» **EXTRACTED RECORDS**
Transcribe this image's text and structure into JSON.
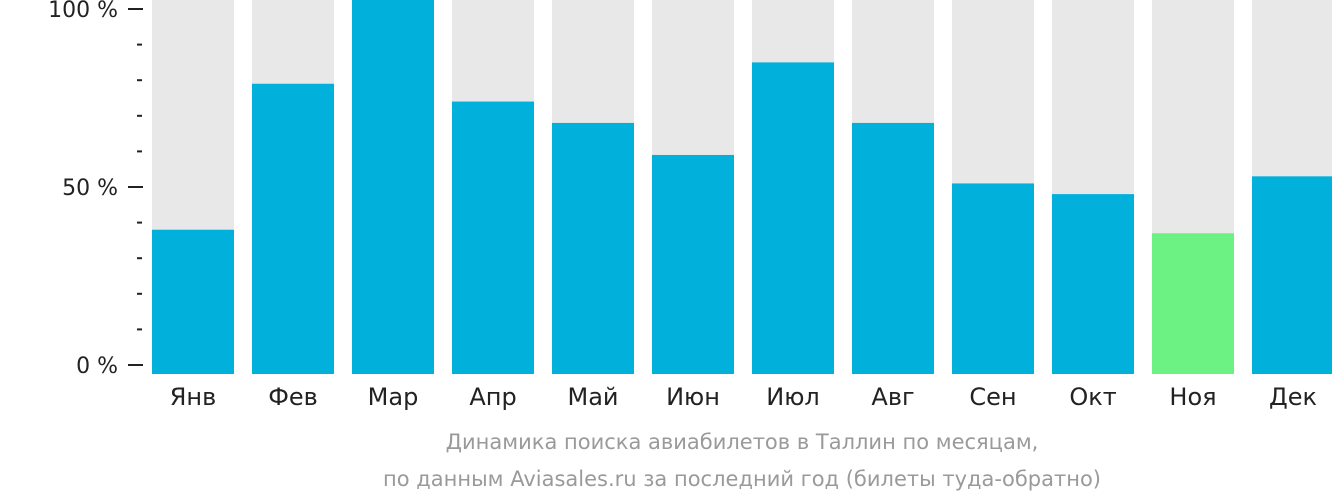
{
  "chart_data": {
    "type": "bar",
    "categories": [
      "Янв",
      "Фев",
      "Мар",
      "Апр",
      "Май",
      "Июн",
      "Июл",
      "Авг",
      "Сен",
      "Окт",
      "Ноя",
      "Дек"
    ],
    "values": [
      38,
      79,
      104,
      74,
      68,
      59,
      85,
      68,
      51,
      48,
      37,
      53
    ],
    "highlight_index": 10,
    "ylim": [
      0,
      100
    ],
    "yticks": [
      {
        "value": 0,
        "label": "0 %"
      },
      {
        "value": 50,
        "label": "50 %"
      },
      {
        "value": 100,
        "label": "100 %"
      }
    ],
    "minor_tick_step": 10,
    "colors": {
      "bar": "#02b0dc",
      "highlight": "#6cf183",
      "background_bar": "#e8e8e8",
      "axis": "#222222"
    },
    "caption_line1": "Динамика поиска авиабилетов в Таллин по месяцам,",
    "caption_line2": "по данным Aviasales.ru за последний год (билеты туда-обратно)"
  }
}
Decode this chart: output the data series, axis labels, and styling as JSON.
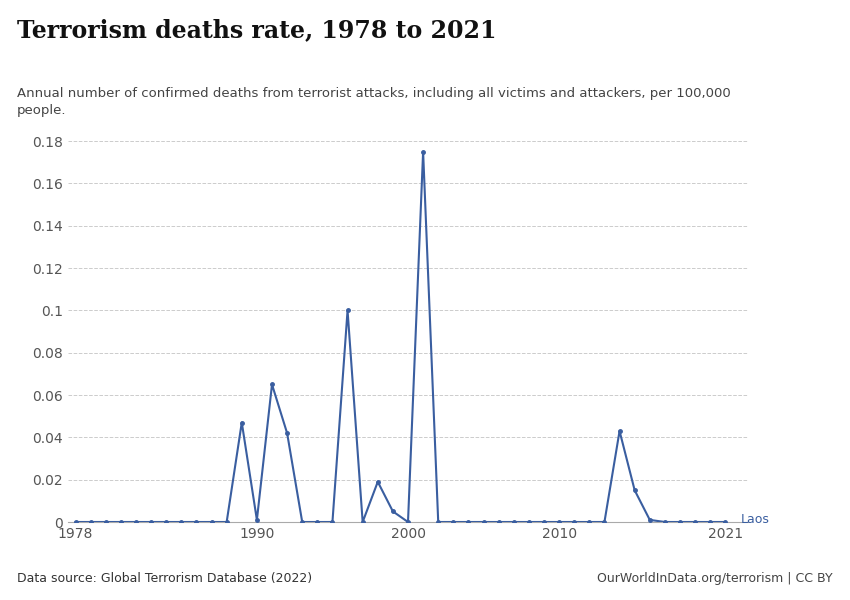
{
  "title": "Terrorism deaths rate, 1978 to 2021",
  "subtitle": "Annual number of confirmed deaths from terrorist attacks, including all victims and attackers, per 100,000\npeople.",
  "line_color": "#3a5ea0",
  "line_label": "Laos",
  "data_source": "Data source: Global Terrorism Database (2022)",
  "credit": "OurWorldInData.org/terrorism | CC BY",
  "owid_box_color": "#1a2e5a",
  "owid_red": "#c0392b",
  "years": [
    1978,
    1979,
    1980,
    1981,
    1982,
    1983,
    1984,
    1985,
    1986,
    1987,
    1988,
    1989,
    1990,
    1991,
    1992,
    1993,
    1994,
    1995,
    1996,
    1997,
    1998,
    1999,
    2000,
    2001,
    2002,
    2003,
    2004,
    2005,
    2006,
    2007,
    2008,
    2009,
    2010,
    2011,
    2012,
    2013,
    2014,
    2015,
    2016,
    2017,
    2018,
    2019,
    2020,
    2021
  ],
  "values": [
    0,
    0,
    0,
    0,
    0,
    0,
    0,
    0,
    0,
    0,
    0,
    0.047,
    0.001,
    0.065,
    0.042,
    0.0,
    0.0,
    0.0,
    0.1,
    0.0,
    0.019,
    0.005,
    0.0,
    0.175,
    0.0,
    0.0,
    0.0,
    0.0,
    0.0,
    0.0,
    0.0,
    0.0,
    0.0,
    0.0,
    0.0,
    0.0,
    0.043,
    0.015,
    0.001,
    0.0,
    0.0,
    0.0,
    0.0,
    0.0
  ],
  "xlim": [
    1977.5,
    2022.5
  ],
  "ylim": [
    0,
    0.19
  ],
  "ytick_vals": [
    0,
    0.02,
    0.04,
    0.06,
    0.08,
    0.1,
    0.12,
    0.14,
    0.16,
    0.18
  ],
  "ytick_labels": [
    "0",
    "0.02",
    "0.04",
    "0.06",
    "0.08",
    "0.1",
    "0.12",
    "0.14",
    "0.16",
    "0.18"
  ],
  "xticks": [
    1978,
    1990,
    2000,
    2010,
    2021
  ],
  "background_color": "#ffffff",
  "grid_color": "#cccccc"
}
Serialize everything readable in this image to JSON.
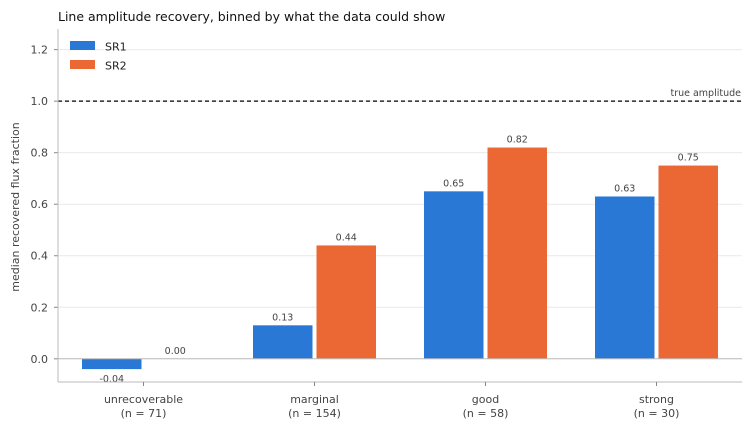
{
  "chart_data": {
    "type": "bar",
    "title": "Line amplitude recovery, binned by what the data could show",
    "ylabel": "median recovered flux fraction",
    "xlabel": "",
    "ylim": [
      -0.09,
      1.28
    ],
    "yticks": [
      "0.0",
      "0.2",
      "0.4",
      "0.6",
      "0.8",
      "1.0",
      "1.2"
    ],
    "grid": true,
    "legend_position": "top-left",
    "categories": [
      {
        "label": "unrecoverable",
        "count": "(n = 71)"
      },
      {
        "label": "marginal",
        "count": "(n = 154)"
      },
      {
        "label": "good",
        "count": "(n = 58)"
      },
      {
        "label": "strong",
        "count": "(n = 30)"
      }
    ],
    "series": [
      {
        "name": "SR1",
        "color": "#2a78d6",
        "values": [
          -0.04,
          0.13,
          0.65,
          0.63
        ],
        "labels": [
          "-0.04",
          "0.13",
          "0.65",
          "0.63"
        ]
      },
      {
        "name": "SR2",
        "color": "#eb6834",
        "values": [
          0.0,
          0.44,
          0.82,
          0.75
        ],
        "labels": [
          "0.00",
          "0.44",
          "0.82",
          "0.75"
        ]
      }
    ],
    "reference_line": {
      "value": 1.0,
      "label": "true amplitude",
      "style": "dashed",
      "color": "#000000"
    }
  }
}
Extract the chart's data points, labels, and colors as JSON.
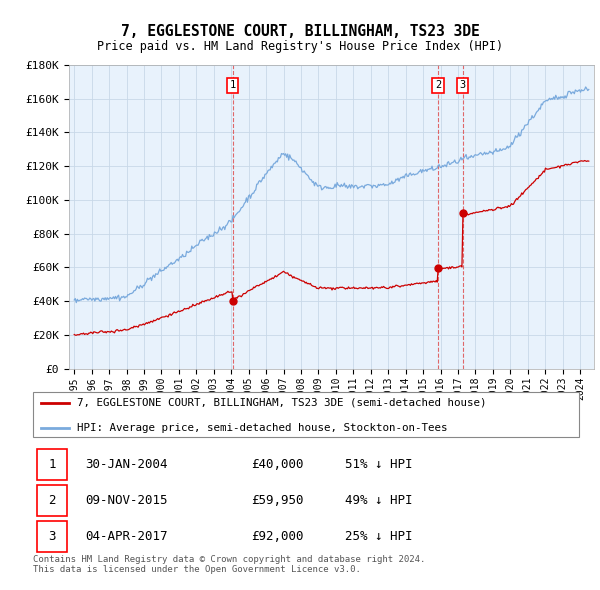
{
  "title": "7, EGGLESTONE COURT, BILLINGHAM, TS23 3DE",
  "subtitle": "Price paid vs. HM Land Registry's House Price Index (HPI)",
  "ylim": [
    0,
    180000
  ],
  "yticks": [
    0,
    20000,
    40000,
    60000,
    80000,
    100000,
    120000,
    140000,
    160000,
    180000
  ],
  "ytick_labels": [
    "£0",
    "£20K",
    "£40K",
    "£60K",
    "£80K",
    "£100K",
    "£120K",
    "£140K",
    "£160K",
    "£180K"
  ],
  "xlim_start": 1994.7,
  "xlim_end": 2024.8,
  "sale_dates": [
    2004.08,
    2015.86,
    2017.27
  ],
  "sale_prices": [
    40000,
    59950,
    92000
  ],
  "sale_labels": [
    "1",
    "2",
    "3"
  ],
  "legend_property": "7, EGGLESTONE COURT, BILLINGHAM, TS23 3DE (semi-detached house)",
  "legend_hpi": "HPI: Average price, semi-detached house, Stockton-on-Tees",
  "annotation_rows": [
    {
      "num": "1",
      "date": "30-JAN-2004",
      "price": "£40,000",
      "pct": "51% ↓ HPI"
    },
    {
      "num": "2",
      "date": "09-NOV-2015",
      "price": "£59,950",
      "pct": "49% ↓ HPI"
    },
    {
      "num": "3",
      "date": "04-APR-2017",
      "price": "£92,000",
      "pct": "25% ↓ HPI"
    }
  ],
  "footer": "Contains HM Land Registry data © Crown copyright and database right 2024.\nThis data is licensed under the Open Government Licence v3.0.",
  "red_color": "#cc0000",
  "blue_color": "#7aaadd",
  "bg_chart": "#e8f2fc",
  "grid_color": "#c8d8e8",
  "spine_color": "#aaaaaa"
}
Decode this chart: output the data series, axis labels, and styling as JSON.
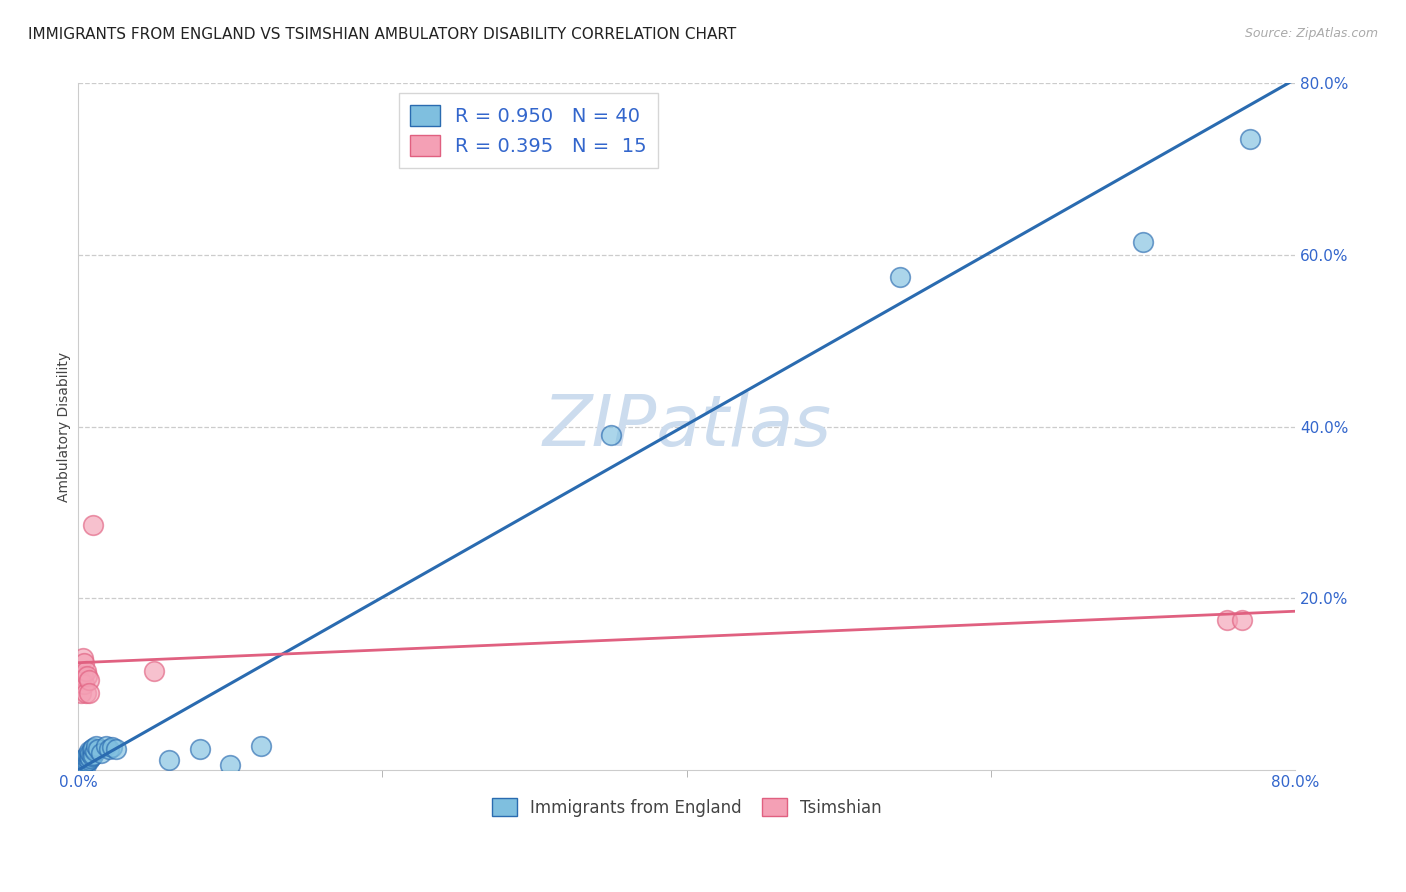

» **WORK TO COMPLETE**
Reproduce the whole listing above word for word, but not its pictures.

» **RESULT**
Transcribe this image's text and structure into JSON.
{
  "chart_data": {
    "type": "bar",
    "categories": [
      "Янв",
      "Фев",
      "Мар",
      "Апр",
      "Май",
      "Июн",
      "Июл",
      "Авг",
      "Сен",
      "Окт",
      "Ноя",
      "Дек"
    ],
    "values": [
      38,
      79,
      104,
      74,
      68,
      59,
      85,
      68,
      51,
      48,
      37,
      53
    ],
    "highlight_index": 10,
    "ylim": [
      0,
      100
    ],
    "yticks": [
      {
        "value": 0,
        "label": "0 %"
      },
      {
        "value": 50,
        "label": "50 %"
      },
      {
        "value": 100,
        "label": "100 %"
      }
    ],
    "minor_tick_step": 10,
    "colors": {
      "bar": "#02b0dc",
      "highlight": "#6cf183",
      "background_bar": "#e8e8e8",
      "axis": "#222222"
    },
    "caption_line1": "Динамика поиска авиабилетов в Таллин по месяцам,",
    "caption_line2": "по данным Aviasales.ru за последний год (билеты туда-обратно)"
  }
}
Decode this chart: output the data series, axis labels, and styling as JSON.
{
  "title": "Terrorism deaths rate, 1978 to 2021",
  "subtitle": "Annual number of confirmed deaths from terrorist attacks, including all victims and attackers, per 100,000\npeople.",
  "line_color": "#3a5ea0",
  "line_label": "Laos",
  "data_source": "Data source: Global Terrorism Database (2022)",
  "credit": "OurWorldInData.org/terrorism | CC BY",
  "owid_box_color": "#1a2e5a",
  "owid_red": "#c0392b",
  "years": [
    1978,
    1979,
    1980,
    1981,
    1982,
    1983,
    1984,
    1985,
    1986,
    1987,
    1988,
    1989,
    1990,
    1991,
    1992,
    1993,
    1994,
    1995,
    1996,
    1997,
    1998,
    1999,
    2000,
    2001,
    2002,
    2003,
    2004,
    2005,
    2006,
    2007,
    2008,
    2009,
    2010,
    2011,
    2012,
    2013,
    2014,
    2015,
    2016,
    2017,
    2018,
    2019,
    2020,
    2021
  ],
  "values": [
    0,
    0,
    0,
    0,
    0,
    0,
    0,
    0,
    0,
    0,
    0,
    0.047,
    0.001,
    0.065,
    0.042,
    0.0,
    0.0,
    0.0,
    0.1,
    0.0,
    0.019,
    0.005,
    0.0,
    0.175,
    0.0,
    0.0,
    0.0,
    0.0,
    0.0,
    0.0,
    0.0,
    0.0,
    0.0,
    0.0,
    0.0,
    0.0,
    0.043,
    0.015,
    0.001,
    0.0,
    0.0,
    0.0,
    0.0,
    0.0
  ],
  "xlim": [
    1977.5,
    2022.5
  ],
  "ylim": [
    0,
    0.19
  ],
  "ytick_vals": [
    0,
    0.02,
    0.04,
    0.06,
    0.08,
    0.1,
    0.12,
    0.14,
    0.16,
    0.18
  ],
  "ytick_labels": [
    "0",
    "0.02",
    "0.04",
    "0.06",
    "0.08",
    "0.1",
    "0.12",
    "0.14",
    "0.16",
    "0.18"
  ],
  "xticks": [
    1978,
    1990,
    2000,
    2010,
    2021
  ],
  "background_color": "#ffffff",
  "grid_color": "#cccccc"
}
Serialize everything readable in this image to JSON.
{
  "chart_data": {
    "type": "bar",
    "title": "Line amplitude recovery, binned by what the data could show",
    "ylabel": "median recovered flux fraction",
    "xlabel": "",
    "ylim": [
      -0.09,
      1.28
    ],
    "yticks": [
      "0.0",
      "0.2",
      "0.4",
      "0.6",
      "0.8",
      "1.0",
      "1.2"
    ],
    "grid": true,
    "legend_position": "top-left",
    "categories": [
      {
        "label": "unrecoverable",
        "count": "(n = 71)"
      },
      {
        "label": "marginal",
        "count": "(n = 154)"
      },
      {
        "label": "good",
        "count": "(n = 58)"
      },
      {
        "label": "strong",
        "count": "(n = 30)"
      }
    ],
    "series": [
      {
        "name": "SR1",
        "color": "#2a78d6",
        "values": [
          -0.04,
          0.13,
          0.65,
          0.63
        ],
        "labels": [
          "-0.04",
          "0.13",
          "0.65",
          "0.63"
        ]
      },
      {
        "name": "SR2",
        "color": "#eb6834",
        "values": [
          0.0,
          0.44,
          0.82,
          0.75
        ],
        "labels": [
          "0.00",
          "0.44",
          "0.82",
          "0.75"
        ]
      }
    ],
    "reference_line": {
      "value": 1.0,
      "label": "true amplitude",
      "style": "dashed",
      "color": "#000000"
    }
  }
}
Extract the chart's data points, labels, and colors as JSON.
{
  "title": "7, EGGLESTONE COURT, BILLINGHAM, TS23 3DE",
  "subtitle": "Price paid vs. HM Land Registry's House Price Index (HPI)",
  "ylim": [
    0,
    180000
  ],
  "yticks": [
    0,
    20000,
    40000,
    60000,
    80000,
    100000,
    120000,
    140000,
    160000,
    180000
  ],
  "ytick_labels": [
    "£0",
    "£20K",
    "£40K",
    "£60K",
    "£80K",
    "£100K",
    "£120K",
    "£140K",
    "£160K",
    "£180K"
  ],
  "xlim_start": 1994.7,
  "xlim_end": 2024.8,
  "sale_dates": [
    2004.08,
    2015.86,
    2017.27
  ],
  "sale_prices": [
    40000,
    59950,
    92000
  ],
  "sale_labels": [
    "1",
    "2",
    "3"
  ],
  "legend_property": "7, EGGLESTONE COURT, BILLINGHAM, TS23 3DE (semi-detached house)",
  "legend_hpi": "HPI: Average price, semi-detached house, Stockton-on-Tees",
  "annotation_rows": [
    {
      "num": "1",
      "date": "30-JAN-2004",
      "price": "£40,000",
      "pct": "51% ↓ HPI"
    },
    {
      "num": "2",
      "date": "09-NOV-2015",
      "price": "£59,950",
      "pct": "49% ↓ HPI"
    },
    {
      "num": "3",
      "date": "04-APR-2017",
      "price": "£92,000",
      "pct": "25% ↓ HPI"
    }
  ],
  "footer": "Contains HM Land Registry data © Crown copyright and database right 2024.\nThis data is licensed under the Open Government Licence v3.0.",
  "red_color": "#cc0000",
  "blue_color": "#7aaadd",
  "bg_chart": "#e8f2fc",
  "grid_color": "#c8d8e8",
  "spine_color": "#aaaaaa"
}
Decode this chart: output the data series, axis labels, and styling as JSON.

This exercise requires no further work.